===== Task data =====
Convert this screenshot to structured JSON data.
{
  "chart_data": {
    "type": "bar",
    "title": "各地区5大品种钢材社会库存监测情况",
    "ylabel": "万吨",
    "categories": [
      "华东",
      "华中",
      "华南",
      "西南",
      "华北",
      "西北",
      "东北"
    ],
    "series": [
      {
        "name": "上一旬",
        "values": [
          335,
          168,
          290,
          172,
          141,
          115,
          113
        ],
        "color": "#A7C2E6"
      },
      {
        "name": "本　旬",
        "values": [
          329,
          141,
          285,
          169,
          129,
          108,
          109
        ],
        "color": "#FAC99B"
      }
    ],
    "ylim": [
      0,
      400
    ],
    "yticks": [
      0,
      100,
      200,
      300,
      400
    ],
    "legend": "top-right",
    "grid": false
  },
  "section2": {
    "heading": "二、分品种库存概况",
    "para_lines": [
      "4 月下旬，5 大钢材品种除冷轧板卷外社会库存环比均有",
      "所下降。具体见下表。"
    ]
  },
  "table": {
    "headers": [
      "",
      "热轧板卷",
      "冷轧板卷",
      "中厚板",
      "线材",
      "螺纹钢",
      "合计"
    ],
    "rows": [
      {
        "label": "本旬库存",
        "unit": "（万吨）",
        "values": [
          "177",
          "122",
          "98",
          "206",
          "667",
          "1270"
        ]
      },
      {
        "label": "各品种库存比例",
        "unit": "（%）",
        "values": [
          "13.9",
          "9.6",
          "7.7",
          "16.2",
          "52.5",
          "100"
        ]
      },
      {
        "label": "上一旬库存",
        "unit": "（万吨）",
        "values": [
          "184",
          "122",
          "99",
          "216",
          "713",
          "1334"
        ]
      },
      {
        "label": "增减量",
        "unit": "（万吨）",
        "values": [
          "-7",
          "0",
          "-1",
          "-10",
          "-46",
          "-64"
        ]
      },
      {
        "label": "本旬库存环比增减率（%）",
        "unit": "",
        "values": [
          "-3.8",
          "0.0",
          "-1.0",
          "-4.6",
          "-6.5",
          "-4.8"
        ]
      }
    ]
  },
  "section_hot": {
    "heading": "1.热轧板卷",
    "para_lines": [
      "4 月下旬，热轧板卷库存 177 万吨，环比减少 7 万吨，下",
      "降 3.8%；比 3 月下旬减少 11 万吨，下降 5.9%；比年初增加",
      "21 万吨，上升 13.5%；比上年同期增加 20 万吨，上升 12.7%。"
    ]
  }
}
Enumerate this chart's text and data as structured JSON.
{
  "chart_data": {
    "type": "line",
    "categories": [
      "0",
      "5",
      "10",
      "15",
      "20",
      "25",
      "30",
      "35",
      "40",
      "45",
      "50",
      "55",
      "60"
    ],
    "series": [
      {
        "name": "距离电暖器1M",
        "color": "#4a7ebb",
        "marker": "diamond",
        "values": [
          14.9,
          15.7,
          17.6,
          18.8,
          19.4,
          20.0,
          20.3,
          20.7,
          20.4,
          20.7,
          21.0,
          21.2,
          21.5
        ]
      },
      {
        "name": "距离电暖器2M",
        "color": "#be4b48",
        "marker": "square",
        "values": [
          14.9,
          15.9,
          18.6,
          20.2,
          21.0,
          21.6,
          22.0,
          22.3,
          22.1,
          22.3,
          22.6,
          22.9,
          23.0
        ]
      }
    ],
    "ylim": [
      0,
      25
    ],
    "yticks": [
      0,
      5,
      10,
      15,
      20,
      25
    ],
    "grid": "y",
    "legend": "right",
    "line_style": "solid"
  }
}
=====
▸ Set exercise:
Extract the complete set of records unchanged.

▸ Result of this task:
Convert this screenshot to structured JSON data.
{
  "chart_data": {
    "type": "bar",
    "title": "各地区5大品种钢材社会库存监测情况",
    "ylabel": "万吨",
    "categories": [
      "华东",
      "华中",
      "华南",
      "西南",
      "华北",
      "西北",
      "东北"
    ],
    "series": [
      {
        "name": "上一旬",
        "values": [
          335,
          168,
          290,
          172,
          141,
          115,
          113
        ],
        "color": "#A7C2E6"
      },
      {
        "name": "本　旬",
        "values": [
          329,
          141,
          285,
          169,
          129,
          108,
          109
        ],
        "color": "#FAC99B"
      }
    ],
    "ylim": [
      0,
      400
    ],
    "yticks": [
      0,
      100,
      200,
      300,
      400
    ],
    "legend": "top-right",
    "grid": false
  },
  "section2": {
    "heading": "二、分品种库存概况",
    "para_lines": [
      "4 月下旬，5 大钢材品种除冷轧板卷外社会库存环比均有",
      "所下降。具体见下表。"
    ]
  },
  "table": {
    "headers": [
      "",
      "热轧板卷",
      "冷轧板卷",
      "中厚板",
      "线材",
      "螺纹钢",
      "合计"
    ],
    "rows": [
      {
        "label": "本旬库存",
        "unit": "（万吨）",
        "values": [
          "177",
          "122",
          "98",
          "206",
          "667",
          "1270"
        ]
      },
      {
        "label": "各品种库存比例",
        "unit": "（%）",
        "values": [
          "13.9",
          "9.6",
          "7.7",
          "16.2",
          "52.5",
          "100"
        ]
      },
      {
        "label": "上一旬库存",
        "unit": "（万吨）",
        "values": [
          "184",
          "122",
          "99",
          "216",
          "713",
          "1334"
        ]
      },
      {
        "label": "增减量",
        "unit": "（万吨）",
        "values": [
          "-7",
          "0",
          "-1",
          "-10",
          "-46",
          "-64"
        ]
      },
      {
        "label": "本旬库存环比增减率（%）",
        "unit": "",
        "values": [
          "-3.8",
          "0.0",
          "-1.0",
          "-4.6",
          "-6.5",
          "-4.8"
        ]
      }
    ]
  },
  "section_hot": {
    "heading": "1.热轧板卷",
    "para_lines": [
      "4 月下旬，热轧板卷库存 177 万吨，环比减少 7 万吨，下",
      "降 3.8%；比 3 月下旬减少 11 万吨，下降 5.9%；比年初增加",
      "21 万吨，上升 13.5%；比上年同期增加 20 万吨，上升 12.7%。"
    ]
  }
}
Enumerate this chart's text and data as structured JSON.
{
  "chart_data": {
    "type": "line",
    "categories": [
      "0",
      "5",
      "10",
      "15",
      "20",
      "25",
      "30",
      "35",
      "40",
      "45",
      "50",
      "55",
      "60"
    ],
    "series": [
      {
        "name": "距离电暖器1M",
        "color": "#4a7ebb",
        "marker": "diamond",
        "values": [
          14.9,
          15.7,
          17.6,
          18.8,
          19.4,
          20.0,
          20.3,
          20.7,
          20.4,
          20.7,
          21.0,
          21.2,
          21.5
        ]
      },
      {
        "name": "距离电暖器2M",
        "color": "#be4b48",
        "marker": "square",
        "values": [
          14.9,
          15.9,
          18.6,
          20.2,
          21.0,
          21.6,
          22.0,
          22.3,
          22.1,
          22.3,
          22.6,
          22.9,
          23.0
        ]
      }
    ],
    "ylim": [
      0,
      25
    ],
    "yticks": [
      0,
      5,
      10,
      15,
      20,
      25
    ],
    "grid": "y",
    "legend": "right",
    "line_style": "solid"
  }
}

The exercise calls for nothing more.